▶ Input data:
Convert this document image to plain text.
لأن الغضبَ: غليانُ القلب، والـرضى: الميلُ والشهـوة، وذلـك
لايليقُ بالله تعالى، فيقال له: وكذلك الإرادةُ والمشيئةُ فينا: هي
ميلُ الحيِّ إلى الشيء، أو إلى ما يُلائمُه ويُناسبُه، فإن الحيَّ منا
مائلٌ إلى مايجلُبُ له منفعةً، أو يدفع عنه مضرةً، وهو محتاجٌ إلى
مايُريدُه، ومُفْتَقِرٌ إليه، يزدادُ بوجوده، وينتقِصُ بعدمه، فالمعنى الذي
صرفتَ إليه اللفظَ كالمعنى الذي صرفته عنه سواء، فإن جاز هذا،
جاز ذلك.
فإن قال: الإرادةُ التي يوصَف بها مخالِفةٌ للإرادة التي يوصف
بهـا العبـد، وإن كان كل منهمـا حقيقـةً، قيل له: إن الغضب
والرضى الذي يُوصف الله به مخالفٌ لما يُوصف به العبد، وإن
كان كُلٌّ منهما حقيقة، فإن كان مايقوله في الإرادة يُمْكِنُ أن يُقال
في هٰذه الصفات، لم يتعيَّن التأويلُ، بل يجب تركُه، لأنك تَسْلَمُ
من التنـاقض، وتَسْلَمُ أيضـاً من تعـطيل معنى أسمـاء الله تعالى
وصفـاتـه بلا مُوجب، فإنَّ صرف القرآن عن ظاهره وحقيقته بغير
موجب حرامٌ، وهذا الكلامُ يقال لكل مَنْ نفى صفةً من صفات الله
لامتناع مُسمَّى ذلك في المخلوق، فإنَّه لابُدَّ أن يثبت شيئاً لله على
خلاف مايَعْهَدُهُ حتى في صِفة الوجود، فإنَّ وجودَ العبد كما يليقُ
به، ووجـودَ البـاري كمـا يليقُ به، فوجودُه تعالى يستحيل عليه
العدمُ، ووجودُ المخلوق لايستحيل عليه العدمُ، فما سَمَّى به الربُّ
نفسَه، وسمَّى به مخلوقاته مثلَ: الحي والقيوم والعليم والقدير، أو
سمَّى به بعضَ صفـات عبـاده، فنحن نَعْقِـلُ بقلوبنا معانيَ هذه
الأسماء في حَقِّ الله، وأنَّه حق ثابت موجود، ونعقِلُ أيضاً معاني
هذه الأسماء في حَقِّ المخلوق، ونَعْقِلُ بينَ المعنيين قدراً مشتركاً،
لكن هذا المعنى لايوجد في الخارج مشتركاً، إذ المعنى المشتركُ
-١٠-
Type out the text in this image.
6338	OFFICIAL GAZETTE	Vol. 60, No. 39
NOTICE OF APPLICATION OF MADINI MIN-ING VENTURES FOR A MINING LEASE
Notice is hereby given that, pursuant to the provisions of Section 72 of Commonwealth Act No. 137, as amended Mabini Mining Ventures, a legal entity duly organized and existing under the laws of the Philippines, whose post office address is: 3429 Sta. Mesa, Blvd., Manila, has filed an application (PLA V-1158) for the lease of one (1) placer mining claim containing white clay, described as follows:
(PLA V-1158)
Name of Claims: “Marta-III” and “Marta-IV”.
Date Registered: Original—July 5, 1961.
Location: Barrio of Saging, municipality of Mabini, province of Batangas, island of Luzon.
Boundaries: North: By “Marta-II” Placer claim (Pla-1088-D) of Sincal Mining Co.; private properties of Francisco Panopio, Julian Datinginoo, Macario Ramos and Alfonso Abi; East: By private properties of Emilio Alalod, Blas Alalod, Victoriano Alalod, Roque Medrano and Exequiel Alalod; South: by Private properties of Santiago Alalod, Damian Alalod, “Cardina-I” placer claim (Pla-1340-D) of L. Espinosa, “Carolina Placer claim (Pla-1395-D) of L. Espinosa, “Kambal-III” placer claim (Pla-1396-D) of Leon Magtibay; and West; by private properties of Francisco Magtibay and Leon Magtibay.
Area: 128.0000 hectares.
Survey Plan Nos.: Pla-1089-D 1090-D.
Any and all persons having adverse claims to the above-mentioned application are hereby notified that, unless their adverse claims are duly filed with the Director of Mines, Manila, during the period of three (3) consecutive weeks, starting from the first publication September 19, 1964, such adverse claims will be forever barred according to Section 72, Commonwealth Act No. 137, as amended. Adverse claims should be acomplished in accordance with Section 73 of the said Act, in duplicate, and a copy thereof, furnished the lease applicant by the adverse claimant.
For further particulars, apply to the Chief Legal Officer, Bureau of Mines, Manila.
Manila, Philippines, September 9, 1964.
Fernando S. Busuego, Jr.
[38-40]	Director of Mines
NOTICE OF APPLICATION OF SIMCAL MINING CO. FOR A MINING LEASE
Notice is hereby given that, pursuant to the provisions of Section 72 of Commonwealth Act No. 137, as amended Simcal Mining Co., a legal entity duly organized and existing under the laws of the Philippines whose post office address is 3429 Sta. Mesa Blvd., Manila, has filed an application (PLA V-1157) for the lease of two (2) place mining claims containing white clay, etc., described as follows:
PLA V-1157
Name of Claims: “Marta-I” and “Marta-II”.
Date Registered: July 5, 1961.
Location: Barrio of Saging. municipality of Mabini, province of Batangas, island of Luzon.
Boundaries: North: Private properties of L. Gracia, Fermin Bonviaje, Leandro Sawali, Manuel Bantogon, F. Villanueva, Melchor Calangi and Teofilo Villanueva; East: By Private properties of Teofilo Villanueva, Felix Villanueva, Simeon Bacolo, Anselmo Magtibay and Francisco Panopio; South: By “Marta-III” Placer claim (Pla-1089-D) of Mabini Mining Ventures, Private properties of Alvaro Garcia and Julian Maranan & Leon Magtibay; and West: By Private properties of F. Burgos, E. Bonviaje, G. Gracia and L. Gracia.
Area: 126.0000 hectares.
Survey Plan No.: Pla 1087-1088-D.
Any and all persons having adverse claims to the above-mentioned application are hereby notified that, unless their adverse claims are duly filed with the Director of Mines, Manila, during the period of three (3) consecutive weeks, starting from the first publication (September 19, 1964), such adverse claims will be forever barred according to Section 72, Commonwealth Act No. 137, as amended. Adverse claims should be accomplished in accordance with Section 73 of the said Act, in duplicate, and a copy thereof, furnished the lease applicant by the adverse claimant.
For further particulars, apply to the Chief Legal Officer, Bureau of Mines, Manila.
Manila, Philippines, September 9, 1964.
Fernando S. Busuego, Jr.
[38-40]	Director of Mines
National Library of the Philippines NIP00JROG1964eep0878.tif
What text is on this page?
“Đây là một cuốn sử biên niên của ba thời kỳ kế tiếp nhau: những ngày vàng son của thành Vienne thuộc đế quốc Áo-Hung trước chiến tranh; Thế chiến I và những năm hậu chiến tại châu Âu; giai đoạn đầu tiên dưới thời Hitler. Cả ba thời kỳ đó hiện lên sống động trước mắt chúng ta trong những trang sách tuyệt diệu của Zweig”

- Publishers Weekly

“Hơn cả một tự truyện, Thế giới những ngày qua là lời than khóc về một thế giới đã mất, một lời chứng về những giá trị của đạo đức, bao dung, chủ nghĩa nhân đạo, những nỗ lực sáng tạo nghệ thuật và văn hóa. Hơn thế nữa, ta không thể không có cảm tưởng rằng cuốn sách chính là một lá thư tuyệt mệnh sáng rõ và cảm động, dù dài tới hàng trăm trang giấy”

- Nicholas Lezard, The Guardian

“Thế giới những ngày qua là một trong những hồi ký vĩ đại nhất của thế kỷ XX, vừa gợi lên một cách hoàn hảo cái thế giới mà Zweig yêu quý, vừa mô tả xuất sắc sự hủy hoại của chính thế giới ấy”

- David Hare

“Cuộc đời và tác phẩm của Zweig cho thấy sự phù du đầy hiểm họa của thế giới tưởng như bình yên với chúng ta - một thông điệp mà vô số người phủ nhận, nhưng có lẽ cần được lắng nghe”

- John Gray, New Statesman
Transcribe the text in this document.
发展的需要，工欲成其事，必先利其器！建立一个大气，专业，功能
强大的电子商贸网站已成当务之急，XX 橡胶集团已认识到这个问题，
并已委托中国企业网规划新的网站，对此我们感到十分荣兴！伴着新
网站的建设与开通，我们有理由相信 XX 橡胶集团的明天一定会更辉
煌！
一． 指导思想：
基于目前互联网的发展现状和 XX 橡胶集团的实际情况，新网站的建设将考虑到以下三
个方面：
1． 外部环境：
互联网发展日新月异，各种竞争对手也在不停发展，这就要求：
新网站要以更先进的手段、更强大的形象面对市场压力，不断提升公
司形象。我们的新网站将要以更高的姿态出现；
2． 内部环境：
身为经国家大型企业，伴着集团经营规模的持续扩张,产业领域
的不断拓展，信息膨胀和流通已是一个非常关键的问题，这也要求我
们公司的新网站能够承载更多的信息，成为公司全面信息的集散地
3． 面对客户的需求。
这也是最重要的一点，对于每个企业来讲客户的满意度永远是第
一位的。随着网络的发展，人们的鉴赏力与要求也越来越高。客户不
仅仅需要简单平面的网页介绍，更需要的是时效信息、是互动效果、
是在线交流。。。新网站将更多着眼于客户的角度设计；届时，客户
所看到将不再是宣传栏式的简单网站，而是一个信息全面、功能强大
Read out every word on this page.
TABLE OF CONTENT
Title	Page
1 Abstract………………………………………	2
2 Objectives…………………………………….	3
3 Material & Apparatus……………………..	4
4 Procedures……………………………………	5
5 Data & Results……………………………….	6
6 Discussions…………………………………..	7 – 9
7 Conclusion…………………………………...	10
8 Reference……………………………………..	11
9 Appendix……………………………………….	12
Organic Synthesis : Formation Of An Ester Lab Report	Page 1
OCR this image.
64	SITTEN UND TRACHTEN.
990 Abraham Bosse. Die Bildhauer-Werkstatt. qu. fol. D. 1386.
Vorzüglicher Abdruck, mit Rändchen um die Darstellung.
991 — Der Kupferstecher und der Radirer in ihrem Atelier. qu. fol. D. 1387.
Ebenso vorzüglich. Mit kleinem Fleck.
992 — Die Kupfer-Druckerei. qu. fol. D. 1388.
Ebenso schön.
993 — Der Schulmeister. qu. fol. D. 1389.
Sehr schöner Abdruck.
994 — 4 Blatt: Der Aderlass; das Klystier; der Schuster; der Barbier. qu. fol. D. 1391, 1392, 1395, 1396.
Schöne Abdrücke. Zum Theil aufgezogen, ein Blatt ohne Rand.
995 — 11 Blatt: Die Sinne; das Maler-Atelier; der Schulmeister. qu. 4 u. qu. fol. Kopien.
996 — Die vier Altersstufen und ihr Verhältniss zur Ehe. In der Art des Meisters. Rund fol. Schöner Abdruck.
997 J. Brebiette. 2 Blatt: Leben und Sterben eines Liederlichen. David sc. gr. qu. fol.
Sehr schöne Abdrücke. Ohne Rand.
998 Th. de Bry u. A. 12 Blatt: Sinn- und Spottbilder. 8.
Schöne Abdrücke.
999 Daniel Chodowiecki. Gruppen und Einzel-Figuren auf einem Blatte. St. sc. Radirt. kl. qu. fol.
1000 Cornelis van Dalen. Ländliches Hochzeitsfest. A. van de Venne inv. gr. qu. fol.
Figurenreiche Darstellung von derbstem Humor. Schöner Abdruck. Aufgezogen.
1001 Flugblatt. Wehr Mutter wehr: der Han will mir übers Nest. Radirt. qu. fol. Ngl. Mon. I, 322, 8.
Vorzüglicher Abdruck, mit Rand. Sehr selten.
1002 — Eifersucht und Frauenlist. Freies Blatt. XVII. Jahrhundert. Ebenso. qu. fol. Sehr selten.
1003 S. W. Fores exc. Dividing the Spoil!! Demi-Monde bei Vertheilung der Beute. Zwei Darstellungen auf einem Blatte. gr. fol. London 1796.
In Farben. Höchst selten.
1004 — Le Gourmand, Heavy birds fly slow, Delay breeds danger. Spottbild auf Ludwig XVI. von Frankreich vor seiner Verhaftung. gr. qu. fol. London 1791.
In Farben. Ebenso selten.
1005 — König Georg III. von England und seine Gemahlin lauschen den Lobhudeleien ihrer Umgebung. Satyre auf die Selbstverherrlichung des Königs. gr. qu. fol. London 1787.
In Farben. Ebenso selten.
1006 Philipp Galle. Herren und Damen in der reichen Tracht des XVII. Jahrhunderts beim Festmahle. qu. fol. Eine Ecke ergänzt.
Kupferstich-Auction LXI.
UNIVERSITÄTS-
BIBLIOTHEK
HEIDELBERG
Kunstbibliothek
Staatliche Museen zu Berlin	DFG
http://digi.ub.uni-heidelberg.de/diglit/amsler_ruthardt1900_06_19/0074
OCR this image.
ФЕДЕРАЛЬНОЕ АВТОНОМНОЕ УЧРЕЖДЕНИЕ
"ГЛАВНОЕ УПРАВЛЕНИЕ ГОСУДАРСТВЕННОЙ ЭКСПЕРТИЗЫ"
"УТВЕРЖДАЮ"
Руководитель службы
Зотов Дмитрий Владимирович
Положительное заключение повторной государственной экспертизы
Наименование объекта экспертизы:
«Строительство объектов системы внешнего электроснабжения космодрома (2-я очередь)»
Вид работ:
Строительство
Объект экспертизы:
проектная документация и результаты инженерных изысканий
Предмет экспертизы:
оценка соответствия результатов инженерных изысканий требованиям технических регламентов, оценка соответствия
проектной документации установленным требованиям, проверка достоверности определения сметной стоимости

▶ What the task asks: Identify and copy the lines holding the word "الإرادة".

▶ Reply to the exercise:
لايليقُ بالله تعالى، فيقال له: وكذلك الإرادةُ والمشيئةُ فينا: هي
فإن قال: الإرادةُ التي يوصَف بها مخالِفةٌ للإرادة التي يوصف
كان كُلٌّ منهما حقيقة، فإن كان مايقوله في الإرادة يُمْكِنُ أن يُقال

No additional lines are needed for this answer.